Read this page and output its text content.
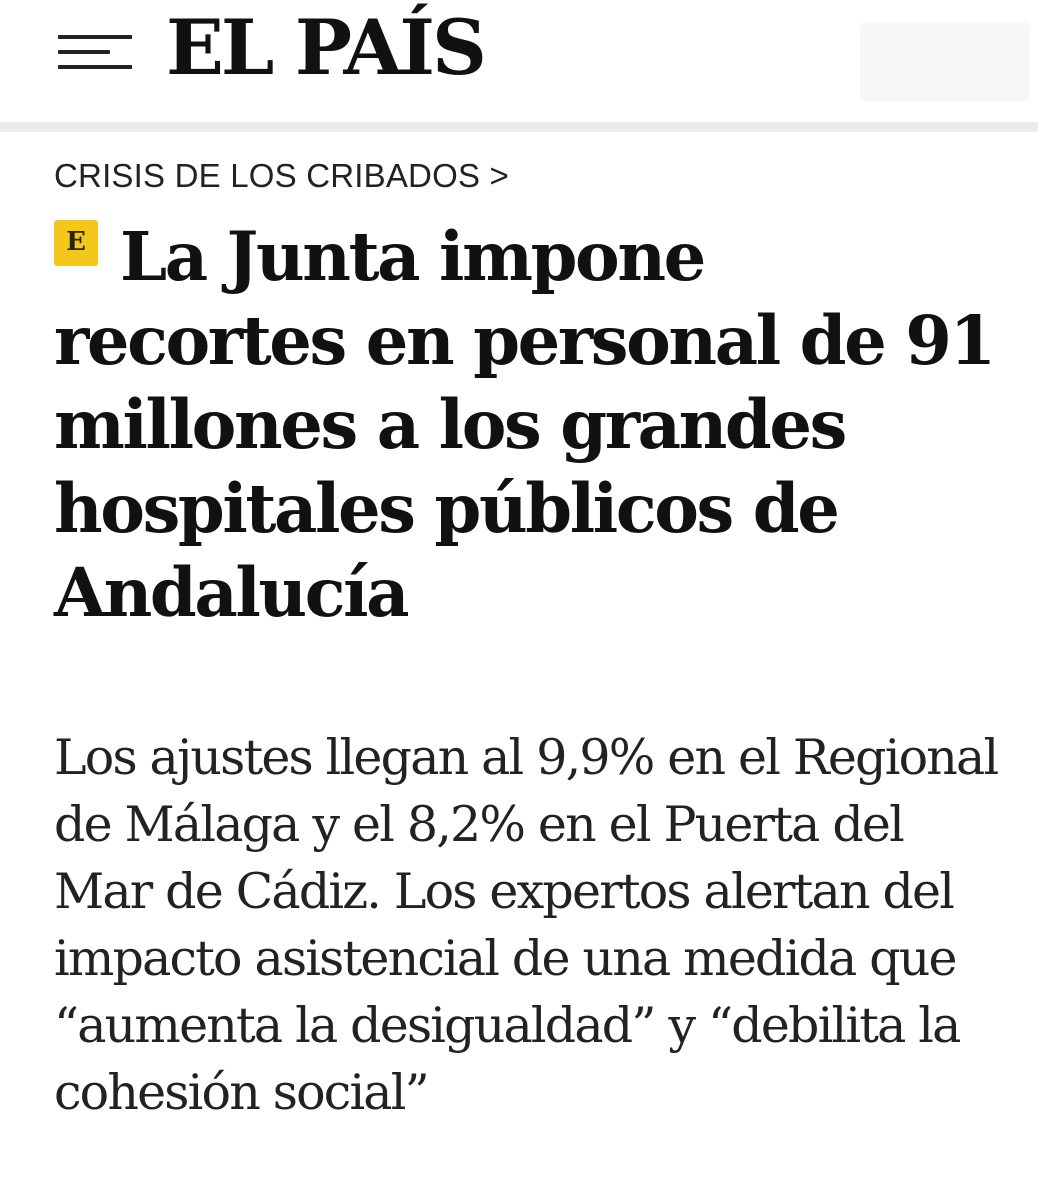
EL PAÍS
CRISIS DE LOS CRIBADOS >
E La Junta impone recortes en personal de 91 millones a los grandes hospitales públicos de Andalucía

Los ajustes llegan al 9,9% en el Regional de Málaga y el 8,2% en el Puerta del Mar de Cádiz. Los expertos alertan del impacto asistencial de una medida que “aumenta la desigualdad” y “debilita la cohesión social”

◇ ◇ ◇ ◇

→ What is asked
Repeat verbatim all the material, but not the pictures.

→ Result of this task
Read this page and output its text content.
EL PAÍS
CRISIS DE LOS CRIBADOS >
E La Junta impone recortes en personal de 91 millones a los grandes hospitales públicos de Andalucía

Los ajustes llegan al 9,9% en el Regional de Málaga y el 8,2% en el Puerta del Mar de Cádiz. Los expertos alertan del impacto asistencial de una medida que “aumenta la desigualdad” y “debilita la cohesión social”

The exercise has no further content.